Records that describe figures
□ □ □ □ □

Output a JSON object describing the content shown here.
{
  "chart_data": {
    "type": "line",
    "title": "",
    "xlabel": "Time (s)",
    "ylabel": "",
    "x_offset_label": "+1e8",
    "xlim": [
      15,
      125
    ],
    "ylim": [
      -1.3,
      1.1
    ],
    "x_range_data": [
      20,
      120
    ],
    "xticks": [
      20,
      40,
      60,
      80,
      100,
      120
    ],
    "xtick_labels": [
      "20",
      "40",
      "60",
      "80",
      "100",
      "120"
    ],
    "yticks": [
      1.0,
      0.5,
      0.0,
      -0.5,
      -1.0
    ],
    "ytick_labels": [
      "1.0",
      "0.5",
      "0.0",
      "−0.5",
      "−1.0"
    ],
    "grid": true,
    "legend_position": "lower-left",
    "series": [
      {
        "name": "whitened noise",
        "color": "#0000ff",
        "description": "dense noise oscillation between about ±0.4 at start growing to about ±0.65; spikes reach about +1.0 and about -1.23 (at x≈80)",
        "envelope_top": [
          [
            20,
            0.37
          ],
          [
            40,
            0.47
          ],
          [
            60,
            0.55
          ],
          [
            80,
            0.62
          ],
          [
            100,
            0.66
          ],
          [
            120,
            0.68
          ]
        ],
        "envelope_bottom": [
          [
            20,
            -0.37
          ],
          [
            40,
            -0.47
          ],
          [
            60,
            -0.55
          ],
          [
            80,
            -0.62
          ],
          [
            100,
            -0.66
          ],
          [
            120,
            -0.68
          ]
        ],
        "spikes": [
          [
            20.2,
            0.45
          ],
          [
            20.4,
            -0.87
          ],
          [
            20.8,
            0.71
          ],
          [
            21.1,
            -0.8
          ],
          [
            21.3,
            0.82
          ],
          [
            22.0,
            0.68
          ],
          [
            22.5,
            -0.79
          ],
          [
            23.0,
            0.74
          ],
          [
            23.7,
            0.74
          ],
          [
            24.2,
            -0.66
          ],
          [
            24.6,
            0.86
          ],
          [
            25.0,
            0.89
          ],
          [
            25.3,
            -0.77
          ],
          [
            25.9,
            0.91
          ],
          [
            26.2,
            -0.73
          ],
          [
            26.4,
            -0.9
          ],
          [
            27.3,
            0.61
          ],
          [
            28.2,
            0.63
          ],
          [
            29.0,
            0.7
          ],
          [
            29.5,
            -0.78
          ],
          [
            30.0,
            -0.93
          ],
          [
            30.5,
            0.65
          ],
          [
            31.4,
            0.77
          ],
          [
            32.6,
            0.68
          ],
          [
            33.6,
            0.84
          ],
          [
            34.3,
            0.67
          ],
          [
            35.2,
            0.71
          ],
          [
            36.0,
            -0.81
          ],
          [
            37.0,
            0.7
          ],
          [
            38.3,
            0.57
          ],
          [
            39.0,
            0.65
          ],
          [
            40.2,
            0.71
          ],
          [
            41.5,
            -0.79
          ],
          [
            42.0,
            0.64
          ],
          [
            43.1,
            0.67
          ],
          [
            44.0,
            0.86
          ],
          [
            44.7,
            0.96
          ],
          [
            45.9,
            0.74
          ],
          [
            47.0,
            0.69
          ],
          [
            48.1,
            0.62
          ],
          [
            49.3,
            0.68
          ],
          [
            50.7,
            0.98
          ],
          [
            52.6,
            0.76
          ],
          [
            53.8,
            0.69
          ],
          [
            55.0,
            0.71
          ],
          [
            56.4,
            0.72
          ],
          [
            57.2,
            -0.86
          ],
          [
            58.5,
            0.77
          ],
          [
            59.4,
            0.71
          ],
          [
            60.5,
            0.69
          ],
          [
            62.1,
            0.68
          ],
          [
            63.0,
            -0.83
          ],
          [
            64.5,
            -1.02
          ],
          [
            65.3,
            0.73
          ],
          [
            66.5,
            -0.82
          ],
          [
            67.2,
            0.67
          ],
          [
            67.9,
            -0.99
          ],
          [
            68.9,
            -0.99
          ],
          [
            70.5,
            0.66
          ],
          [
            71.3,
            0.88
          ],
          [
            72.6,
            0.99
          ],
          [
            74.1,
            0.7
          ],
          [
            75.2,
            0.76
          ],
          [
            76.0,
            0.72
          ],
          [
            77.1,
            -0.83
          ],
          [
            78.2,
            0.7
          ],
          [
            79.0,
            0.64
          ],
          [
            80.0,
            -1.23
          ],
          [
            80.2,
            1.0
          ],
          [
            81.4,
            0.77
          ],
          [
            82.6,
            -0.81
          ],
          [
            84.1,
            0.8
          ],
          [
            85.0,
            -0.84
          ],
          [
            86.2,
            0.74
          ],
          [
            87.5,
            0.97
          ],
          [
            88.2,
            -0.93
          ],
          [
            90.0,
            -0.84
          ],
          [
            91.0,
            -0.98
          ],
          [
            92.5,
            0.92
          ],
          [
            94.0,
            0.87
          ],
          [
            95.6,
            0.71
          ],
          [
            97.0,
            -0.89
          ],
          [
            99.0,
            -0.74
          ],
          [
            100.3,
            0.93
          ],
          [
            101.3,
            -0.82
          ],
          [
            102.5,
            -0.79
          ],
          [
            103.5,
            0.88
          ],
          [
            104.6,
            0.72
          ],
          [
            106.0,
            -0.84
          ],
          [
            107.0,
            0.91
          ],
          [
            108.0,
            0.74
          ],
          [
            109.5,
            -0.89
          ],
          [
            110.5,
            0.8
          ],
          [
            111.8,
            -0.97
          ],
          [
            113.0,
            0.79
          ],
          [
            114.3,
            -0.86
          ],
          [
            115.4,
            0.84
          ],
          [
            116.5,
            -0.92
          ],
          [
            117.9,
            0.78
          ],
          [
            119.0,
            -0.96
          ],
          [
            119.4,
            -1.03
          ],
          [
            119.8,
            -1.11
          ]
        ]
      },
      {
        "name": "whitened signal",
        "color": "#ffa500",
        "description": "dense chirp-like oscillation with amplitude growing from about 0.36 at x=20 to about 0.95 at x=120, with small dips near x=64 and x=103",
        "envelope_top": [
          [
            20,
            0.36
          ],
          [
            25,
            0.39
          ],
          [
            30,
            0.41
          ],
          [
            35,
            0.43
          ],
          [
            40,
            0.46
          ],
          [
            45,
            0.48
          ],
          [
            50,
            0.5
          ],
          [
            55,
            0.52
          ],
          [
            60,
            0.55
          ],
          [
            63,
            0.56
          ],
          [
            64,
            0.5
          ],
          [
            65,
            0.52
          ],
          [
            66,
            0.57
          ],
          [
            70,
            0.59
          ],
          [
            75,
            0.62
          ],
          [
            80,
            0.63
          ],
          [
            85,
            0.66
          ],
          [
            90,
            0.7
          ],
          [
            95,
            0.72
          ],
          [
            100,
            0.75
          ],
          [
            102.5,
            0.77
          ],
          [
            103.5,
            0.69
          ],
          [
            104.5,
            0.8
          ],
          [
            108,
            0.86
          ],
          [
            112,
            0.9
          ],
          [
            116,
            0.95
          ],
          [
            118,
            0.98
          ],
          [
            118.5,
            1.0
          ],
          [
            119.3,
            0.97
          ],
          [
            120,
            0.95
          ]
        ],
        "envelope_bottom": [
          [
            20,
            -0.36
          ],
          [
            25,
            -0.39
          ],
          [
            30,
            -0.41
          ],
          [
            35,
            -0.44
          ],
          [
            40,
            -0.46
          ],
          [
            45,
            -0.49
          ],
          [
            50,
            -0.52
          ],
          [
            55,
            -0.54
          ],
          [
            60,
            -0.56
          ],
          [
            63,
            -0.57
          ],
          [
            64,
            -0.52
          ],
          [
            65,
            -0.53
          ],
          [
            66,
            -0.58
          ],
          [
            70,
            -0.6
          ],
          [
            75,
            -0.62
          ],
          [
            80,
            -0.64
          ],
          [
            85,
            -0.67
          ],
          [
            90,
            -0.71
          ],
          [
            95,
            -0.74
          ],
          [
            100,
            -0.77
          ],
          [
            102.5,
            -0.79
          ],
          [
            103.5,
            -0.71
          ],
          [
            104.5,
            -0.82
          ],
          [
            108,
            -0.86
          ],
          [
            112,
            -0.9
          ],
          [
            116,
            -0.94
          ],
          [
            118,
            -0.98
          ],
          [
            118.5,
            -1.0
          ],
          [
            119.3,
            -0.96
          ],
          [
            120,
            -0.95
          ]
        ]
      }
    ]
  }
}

□ □ □ □ □

▶ **Required work**:
Pull out every line in the data above that has the word "description".

▶ **Solution for this problem**:
        "description": "dense noise oscillation between about ±0.4 at start growing to about ±0.65; spikes reach about +1.0 and about -1.23 (at x≈80)",
        "description": "dense chirp-like oscillation with amplitude growing from about 0.36 at x=20 to about 0.95 at x=120, with small dips near x=64 and x=103",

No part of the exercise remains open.